The spool assembly 12 is made up of three pieces including a base
14, a pole 15 and a sleeve 16. The base 14 as well as the pole 15
are similarly formed of ferrous or other magnetic material. The
base 14 is formed with an axially extending cylindrical portion 14a
and a rearwardly extending portion 14b, the latter extending
through a rear opening 18 formed in the case 10. The base 14 is
further formed with an annular, radially extending shoulder 14c
which defines one radial wall of a coil-receiving cavity. The
inside surface of the cylindrical portion 14a forms an axial
portion of an armature cavity 17.
The pole 15 is spaced physically and magnetically from the base 14
and includes a cylindrical pole portion 15a, having an inside
diameter which similarly forms an axial portion of the armature
cavity 17 and of the same diameter as the inside diameter of the
base portion 14a. Further, the pole 15 is provided with an annular,
radially extending shoulder 15b, the inside surface of which forms
the opposite wall of the coil-receiving cavity.

### Provided data
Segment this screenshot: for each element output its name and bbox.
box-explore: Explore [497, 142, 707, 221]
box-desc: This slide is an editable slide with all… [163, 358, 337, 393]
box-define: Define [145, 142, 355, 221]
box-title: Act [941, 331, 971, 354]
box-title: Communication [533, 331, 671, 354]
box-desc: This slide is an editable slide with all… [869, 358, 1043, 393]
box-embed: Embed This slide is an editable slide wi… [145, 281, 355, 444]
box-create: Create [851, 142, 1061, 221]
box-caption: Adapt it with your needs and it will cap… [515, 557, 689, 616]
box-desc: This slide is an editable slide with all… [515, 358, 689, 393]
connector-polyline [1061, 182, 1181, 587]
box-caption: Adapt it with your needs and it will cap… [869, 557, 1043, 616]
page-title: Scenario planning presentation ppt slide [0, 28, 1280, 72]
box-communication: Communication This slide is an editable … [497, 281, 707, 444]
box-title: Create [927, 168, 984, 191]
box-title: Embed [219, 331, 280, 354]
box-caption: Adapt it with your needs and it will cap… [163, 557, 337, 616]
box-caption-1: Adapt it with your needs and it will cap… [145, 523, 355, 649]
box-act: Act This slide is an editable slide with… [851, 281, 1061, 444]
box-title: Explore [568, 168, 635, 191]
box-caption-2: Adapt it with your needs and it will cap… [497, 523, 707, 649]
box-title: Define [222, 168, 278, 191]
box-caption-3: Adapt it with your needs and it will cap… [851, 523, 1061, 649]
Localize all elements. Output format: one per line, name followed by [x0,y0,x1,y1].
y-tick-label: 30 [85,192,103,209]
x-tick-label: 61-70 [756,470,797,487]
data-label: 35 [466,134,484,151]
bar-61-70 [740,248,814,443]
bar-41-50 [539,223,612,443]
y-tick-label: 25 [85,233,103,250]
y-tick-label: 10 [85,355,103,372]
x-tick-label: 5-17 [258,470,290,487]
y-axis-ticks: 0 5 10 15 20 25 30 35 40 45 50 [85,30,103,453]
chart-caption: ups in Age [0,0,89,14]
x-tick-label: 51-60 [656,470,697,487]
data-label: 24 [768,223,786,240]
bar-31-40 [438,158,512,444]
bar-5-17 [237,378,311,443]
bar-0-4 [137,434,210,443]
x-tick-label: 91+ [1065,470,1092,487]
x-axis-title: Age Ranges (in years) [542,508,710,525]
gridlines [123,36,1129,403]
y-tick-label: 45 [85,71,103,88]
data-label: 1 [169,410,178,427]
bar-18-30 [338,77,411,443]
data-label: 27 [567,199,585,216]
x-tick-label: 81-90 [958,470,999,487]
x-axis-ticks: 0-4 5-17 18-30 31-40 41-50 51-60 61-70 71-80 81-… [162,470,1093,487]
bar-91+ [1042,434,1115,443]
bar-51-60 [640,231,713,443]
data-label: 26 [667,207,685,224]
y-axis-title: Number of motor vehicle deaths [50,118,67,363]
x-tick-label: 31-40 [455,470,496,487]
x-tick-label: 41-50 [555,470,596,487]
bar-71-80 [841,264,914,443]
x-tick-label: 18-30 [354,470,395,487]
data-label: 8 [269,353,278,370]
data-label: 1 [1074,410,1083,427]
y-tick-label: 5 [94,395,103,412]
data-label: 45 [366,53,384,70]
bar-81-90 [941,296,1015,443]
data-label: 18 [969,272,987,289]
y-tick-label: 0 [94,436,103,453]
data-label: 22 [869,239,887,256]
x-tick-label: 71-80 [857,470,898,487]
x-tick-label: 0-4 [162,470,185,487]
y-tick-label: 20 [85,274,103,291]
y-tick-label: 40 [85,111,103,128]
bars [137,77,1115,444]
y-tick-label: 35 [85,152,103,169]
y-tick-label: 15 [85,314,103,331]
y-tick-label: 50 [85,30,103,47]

### To do
**1.** Answer these about the spool assembly description, one per line:
(a) How many pieces make up the spool assembly, and what are they?
(b) What does the rearwardly extending portion 14b pass through?
(c) What forms the opposite wall of the coil-receiving cavity?
**2.** Print the stretch of the spool assembly description from "The spool assembly" through "armature cavity 17.", unchanged.
The lines on this page were taken from a different source than the spool assembly description.

### Answers for the tasks
**1.**
(a) Three: a base 14, a pole 15 and a sleeve 16.
(b) A rear opening 18 formed in the case 10.
(c) The inside surface of the annular, radially extending shoulder 15b of the pole 15.

**2.**
The spool assembly 12 is made up of three pieces including a base
14, a pole 15 and a sleeve 16. The base 14 as well as the pole 15
are similarly formed of ferrous or other magnetic material. The
base 14 is formed with an axially extending cylindrical portion 14a
and a rearwardly extending portion 14b, the latter extending
through a rear opening 18 formed in the case 10. The base 14 is
further formed with an annular, radially extending shoulder 14c
which defines one radial wall of a coil-receiving cavity. The
inside surface of the cylindrical portion 14a forms an axial
portion of an armature cavity 17.